DATA FOR THE TASK:

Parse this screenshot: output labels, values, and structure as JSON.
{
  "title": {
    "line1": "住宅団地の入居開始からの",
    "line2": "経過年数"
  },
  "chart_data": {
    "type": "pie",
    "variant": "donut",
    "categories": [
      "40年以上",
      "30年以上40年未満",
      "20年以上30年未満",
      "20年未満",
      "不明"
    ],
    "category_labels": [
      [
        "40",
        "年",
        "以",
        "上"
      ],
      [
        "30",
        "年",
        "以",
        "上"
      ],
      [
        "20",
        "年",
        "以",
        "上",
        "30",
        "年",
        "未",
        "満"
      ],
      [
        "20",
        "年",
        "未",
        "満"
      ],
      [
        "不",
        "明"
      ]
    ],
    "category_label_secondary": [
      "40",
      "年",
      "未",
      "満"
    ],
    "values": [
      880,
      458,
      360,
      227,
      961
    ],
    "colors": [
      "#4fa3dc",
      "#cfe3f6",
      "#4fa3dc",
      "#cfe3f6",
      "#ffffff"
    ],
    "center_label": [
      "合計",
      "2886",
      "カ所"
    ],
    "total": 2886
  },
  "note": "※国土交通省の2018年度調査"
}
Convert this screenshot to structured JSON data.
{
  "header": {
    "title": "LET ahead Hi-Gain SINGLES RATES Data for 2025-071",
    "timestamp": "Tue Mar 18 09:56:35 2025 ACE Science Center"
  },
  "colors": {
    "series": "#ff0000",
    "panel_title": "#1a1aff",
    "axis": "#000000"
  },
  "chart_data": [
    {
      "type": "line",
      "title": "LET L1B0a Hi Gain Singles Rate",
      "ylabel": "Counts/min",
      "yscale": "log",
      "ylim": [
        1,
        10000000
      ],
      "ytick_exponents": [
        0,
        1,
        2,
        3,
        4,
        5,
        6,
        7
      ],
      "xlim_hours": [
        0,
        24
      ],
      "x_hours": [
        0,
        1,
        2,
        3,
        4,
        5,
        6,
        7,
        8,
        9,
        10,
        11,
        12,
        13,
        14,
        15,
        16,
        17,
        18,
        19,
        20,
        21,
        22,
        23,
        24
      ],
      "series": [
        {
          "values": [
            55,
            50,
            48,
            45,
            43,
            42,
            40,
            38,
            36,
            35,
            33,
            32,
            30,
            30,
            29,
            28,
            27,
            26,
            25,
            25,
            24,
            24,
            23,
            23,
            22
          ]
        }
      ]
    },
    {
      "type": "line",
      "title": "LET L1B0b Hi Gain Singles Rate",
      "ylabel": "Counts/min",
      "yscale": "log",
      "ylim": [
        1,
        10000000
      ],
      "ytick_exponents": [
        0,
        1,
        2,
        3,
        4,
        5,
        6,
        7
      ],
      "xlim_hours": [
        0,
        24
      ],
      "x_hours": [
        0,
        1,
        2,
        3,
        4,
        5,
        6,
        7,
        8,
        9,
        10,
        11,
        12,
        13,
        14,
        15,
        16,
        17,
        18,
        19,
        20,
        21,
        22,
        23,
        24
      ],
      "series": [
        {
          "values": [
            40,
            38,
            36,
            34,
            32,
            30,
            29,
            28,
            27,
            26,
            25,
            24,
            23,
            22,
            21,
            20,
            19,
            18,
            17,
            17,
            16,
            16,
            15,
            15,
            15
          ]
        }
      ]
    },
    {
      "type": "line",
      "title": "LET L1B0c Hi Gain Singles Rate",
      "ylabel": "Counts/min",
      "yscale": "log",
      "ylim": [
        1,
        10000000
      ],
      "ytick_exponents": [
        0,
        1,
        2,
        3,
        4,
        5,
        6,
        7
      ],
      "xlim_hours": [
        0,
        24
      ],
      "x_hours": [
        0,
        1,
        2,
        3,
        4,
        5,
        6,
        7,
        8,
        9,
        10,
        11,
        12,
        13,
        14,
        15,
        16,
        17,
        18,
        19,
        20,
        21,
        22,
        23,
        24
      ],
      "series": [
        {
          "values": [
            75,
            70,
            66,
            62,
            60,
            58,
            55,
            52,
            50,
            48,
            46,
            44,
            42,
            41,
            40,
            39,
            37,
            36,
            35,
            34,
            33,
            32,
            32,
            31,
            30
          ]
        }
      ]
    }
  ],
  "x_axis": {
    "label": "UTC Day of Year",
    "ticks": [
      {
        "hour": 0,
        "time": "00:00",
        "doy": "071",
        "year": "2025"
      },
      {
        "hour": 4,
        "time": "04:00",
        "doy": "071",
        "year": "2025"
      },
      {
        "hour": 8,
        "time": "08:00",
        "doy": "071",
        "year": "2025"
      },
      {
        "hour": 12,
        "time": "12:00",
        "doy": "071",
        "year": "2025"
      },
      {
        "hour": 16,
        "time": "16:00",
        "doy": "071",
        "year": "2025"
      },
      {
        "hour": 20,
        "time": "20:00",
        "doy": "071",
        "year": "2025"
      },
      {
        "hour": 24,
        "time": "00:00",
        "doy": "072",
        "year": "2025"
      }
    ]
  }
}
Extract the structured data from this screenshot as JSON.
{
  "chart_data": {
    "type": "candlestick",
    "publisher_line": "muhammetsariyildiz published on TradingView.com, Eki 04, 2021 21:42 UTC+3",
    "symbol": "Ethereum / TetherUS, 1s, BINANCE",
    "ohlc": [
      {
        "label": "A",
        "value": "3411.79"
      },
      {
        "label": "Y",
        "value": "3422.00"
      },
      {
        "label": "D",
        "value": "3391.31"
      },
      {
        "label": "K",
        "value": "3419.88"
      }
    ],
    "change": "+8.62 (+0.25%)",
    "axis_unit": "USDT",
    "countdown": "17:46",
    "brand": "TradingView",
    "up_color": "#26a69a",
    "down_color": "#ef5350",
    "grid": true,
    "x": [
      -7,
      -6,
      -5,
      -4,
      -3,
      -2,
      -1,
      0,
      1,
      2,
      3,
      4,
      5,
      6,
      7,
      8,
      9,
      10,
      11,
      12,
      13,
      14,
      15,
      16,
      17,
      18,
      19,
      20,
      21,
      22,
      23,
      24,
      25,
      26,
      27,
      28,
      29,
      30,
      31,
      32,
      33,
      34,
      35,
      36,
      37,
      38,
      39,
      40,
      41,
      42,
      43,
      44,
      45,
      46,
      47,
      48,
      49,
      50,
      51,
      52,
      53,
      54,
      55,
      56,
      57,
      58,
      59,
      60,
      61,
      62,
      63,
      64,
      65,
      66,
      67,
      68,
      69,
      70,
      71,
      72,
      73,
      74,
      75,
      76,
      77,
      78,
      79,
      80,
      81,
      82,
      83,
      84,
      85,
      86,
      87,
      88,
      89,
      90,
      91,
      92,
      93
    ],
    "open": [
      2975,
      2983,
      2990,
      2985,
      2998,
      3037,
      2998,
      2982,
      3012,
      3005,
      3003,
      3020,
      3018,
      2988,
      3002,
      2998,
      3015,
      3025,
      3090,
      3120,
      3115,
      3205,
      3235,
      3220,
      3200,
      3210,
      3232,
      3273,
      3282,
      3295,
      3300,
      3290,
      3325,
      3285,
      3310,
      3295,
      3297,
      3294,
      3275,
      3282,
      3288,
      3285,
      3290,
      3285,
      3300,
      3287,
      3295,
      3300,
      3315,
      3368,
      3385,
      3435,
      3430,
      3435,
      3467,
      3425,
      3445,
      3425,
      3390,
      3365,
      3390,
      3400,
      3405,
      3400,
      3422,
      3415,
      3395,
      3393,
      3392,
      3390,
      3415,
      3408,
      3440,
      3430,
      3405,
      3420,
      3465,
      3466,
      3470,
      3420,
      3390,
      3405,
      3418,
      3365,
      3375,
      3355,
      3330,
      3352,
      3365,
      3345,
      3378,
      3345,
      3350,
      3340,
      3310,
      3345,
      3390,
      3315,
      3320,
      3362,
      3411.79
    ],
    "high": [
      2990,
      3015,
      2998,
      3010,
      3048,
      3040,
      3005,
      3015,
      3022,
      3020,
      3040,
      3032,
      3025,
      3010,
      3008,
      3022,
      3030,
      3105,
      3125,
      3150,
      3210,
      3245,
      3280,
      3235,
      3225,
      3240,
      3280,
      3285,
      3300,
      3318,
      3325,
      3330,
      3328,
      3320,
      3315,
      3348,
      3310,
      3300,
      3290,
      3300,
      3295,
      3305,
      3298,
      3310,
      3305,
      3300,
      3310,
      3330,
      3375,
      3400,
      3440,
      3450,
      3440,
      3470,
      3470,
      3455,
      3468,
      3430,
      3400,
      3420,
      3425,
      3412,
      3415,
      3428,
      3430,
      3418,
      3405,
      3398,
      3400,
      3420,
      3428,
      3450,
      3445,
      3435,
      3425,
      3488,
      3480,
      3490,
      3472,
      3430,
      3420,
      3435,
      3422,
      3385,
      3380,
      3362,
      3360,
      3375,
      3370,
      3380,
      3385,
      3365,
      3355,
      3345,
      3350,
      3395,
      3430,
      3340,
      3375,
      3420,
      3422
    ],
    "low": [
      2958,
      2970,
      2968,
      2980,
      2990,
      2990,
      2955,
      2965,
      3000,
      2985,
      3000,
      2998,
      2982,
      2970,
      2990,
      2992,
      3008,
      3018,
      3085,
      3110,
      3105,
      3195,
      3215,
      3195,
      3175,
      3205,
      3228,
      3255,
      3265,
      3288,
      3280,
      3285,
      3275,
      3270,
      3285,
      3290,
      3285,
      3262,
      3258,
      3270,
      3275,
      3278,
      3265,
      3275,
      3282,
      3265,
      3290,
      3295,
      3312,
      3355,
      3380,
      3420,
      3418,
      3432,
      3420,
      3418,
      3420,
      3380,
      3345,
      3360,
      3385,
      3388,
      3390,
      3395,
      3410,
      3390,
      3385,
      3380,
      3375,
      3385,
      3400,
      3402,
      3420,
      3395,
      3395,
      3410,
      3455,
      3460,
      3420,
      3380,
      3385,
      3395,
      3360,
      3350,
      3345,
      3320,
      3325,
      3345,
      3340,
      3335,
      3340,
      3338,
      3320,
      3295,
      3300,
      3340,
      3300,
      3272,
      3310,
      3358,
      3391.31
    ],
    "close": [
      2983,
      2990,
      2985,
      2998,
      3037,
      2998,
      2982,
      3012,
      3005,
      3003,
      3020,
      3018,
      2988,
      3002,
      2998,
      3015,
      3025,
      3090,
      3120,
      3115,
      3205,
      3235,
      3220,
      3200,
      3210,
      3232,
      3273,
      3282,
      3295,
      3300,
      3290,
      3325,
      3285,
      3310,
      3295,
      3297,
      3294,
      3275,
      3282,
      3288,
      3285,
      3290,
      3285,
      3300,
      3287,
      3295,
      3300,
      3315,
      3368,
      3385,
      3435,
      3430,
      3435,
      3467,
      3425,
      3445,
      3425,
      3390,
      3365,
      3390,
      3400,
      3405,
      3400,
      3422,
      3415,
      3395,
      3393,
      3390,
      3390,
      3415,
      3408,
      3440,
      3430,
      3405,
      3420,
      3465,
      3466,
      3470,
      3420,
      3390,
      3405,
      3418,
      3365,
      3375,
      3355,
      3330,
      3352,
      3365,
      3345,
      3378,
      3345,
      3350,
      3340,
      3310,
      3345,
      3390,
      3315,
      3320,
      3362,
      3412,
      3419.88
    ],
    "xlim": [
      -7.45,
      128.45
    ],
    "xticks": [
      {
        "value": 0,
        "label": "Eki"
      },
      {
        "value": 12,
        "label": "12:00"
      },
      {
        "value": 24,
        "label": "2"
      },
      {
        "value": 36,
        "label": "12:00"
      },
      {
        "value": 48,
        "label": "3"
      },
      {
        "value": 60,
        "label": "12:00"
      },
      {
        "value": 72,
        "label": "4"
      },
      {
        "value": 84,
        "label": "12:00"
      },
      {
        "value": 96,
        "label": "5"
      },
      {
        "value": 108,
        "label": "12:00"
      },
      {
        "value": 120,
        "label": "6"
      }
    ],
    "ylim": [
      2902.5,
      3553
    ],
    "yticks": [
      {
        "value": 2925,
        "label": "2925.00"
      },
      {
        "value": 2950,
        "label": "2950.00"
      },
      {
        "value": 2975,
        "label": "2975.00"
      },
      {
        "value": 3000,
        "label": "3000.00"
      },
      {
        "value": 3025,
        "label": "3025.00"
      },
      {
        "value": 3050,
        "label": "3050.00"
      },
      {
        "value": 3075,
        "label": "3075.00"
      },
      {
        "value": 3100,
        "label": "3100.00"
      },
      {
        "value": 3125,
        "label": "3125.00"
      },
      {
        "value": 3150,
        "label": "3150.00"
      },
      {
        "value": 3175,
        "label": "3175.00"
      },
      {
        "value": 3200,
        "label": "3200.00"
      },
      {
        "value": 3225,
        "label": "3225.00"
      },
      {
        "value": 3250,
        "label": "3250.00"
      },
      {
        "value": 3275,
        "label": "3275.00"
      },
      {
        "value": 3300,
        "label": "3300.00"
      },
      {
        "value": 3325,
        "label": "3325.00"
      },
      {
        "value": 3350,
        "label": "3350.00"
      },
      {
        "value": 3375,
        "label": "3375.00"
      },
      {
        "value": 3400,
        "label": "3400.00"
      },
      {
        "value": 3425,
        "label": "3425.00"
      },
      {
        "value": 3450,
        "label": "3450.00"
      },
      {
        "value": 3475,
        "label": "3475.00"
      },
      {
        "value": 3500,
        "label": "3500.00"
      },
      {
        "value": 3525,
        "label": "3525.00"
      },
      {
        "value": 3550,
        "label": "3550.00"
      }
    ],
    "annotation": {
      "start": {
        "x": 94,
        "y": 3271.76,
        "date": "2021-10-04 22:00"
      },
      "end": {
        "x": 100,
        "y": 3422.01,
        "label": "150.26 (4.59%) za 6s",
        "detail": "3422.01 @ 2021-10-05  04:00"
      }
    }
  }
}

WORK TO DO:
Pull out each line of the listing that holds the string "TradingView".

TASK SOLUTION:
    "publisher_line": "muhammetsariyildiz published on TradingView.com, Eki 04, 2021 21:42 UTC+3",
    "brand": "TradingView",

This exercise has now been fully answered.